Instruction:
Your output is the line containing "Type out the text in this image." plus all lines after it to the end of the records, reproduced exactly, with nothing else.

────

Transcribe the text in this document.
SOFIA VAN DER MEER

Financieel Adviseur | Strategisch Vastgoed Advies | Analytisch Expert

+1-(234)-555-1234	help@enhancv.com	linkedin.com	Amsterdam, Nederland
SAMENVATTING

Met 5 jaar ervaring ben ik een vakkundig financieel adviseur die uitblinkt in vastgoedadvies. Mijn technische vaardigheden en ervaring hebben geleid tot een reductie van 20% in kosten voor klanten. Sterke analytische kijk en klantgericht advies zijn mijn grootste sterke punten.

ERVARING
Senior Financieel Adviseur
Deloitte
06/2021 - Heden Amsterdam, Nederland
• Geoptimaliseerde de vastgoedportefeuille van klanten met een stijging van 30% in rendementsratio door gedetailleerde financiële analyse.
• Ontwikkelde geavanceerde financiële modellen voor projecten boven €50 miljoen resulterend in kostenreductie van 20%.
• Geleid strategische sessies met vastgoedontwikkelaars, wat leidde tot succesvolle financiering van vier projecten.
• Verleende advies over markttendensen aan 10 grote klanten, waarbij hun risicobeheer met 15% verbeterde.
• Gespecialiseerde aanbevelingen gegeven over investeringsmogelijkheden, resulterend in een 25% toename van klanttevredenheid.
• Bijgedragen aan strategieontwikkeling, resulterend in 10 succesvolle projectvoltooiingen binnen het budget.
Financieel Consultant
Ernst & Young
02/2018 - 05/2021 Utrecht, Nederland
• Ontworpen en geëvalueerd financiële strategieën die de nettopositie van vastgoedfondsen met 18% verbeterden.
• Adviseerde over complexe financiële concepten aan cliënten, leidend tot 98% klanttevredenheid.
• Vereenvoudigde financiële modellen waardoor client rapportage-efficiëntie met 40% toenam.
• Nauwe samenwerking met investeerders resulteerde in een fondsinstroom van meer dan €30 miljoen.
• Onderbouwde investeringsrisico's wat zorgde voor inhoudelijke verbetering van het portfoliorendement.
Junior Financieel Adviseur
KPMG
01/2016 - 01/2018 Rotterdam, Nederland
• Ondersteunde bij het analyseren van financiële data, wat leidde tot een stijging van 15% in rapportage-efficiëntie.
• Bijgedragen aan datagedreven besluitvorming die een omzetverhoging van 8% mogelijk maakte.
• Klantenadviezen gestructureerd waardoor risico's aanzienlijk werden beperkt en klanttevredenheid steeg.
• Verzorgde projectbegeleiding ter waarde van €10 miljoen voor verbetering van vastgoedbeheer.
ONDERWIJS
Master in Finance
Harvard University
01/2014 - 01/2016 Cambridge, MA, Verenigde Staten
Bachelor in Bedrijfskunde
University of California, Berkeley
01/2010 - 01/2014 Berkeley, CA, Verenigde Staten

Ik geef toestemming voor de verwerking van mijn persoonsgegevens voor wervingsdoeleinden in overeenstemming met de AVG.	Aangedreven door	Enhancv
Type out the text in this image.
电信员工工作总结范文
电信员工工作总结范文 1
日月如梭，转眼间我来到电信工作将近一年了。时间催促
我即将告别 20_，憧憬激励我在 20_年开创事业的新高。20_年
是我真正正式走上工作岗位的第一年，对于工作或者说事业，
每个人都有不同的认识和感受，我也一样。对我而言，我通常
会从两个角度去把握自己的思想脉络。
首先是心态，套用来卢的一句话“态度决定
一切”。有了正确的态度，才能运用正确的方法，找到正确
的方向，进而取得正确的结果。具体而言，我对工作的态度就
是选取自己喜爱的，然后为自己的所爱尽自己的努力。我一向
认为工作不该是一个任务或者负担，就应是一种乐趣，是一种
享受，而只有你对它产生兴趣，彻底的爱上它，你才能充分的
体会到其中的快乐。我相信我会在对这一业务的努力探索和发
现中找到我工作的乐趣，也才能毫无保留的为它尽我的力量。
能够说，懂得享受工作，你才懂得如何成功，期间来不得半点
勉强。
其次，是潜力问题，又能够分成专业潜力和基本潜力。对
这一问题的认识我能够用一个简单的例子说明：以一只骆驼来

────

Result for this exercise:
Type out the text in this image.
电信员工工作总结范文
电信员工工作总结范文 1
日月如梭，转眼间我来到电信工作将近一年了。时间催促
我即将告别 20_，憧憬激励我在 20_年开创事业的新高。20_年
是我真正正式走上工作岗位的第一年，对于工作或者说事业，
每个人都有不同的认识和感受，我也一样。对我而言，我通常
会从两个角度去把握自己的思想脉络。
首先是心态，套用来卢的一句话“态度决定
一切”。有了正确的态度，才能运用正确的方法，找到正确
的方向，进而取得正确的结果。具体而言，我对工作的态度就
是选取自己喜爱的，然后为自己的所爱尽自己的努力。我一向
认为工作不该是一个任务或者负担，就应是一种乐趣，是一种
享受，而只有你对它产生兴趣，彻底的爱上它，你才能充分的
体会到其中的快乐。我相信我会在对这一业务的努力探索和发
现中找到我工作的乐趣，也才能毫无保留的为它尽我的力量。
能够说，懂得享受工作，你才懂得如何成功，期间来不得半点
勉强。
其次，是潜力问题，又能够分成专业潜力和基本潜力。对
这一问题的认识我能够用一个简单的例子说明：以一只骆驼来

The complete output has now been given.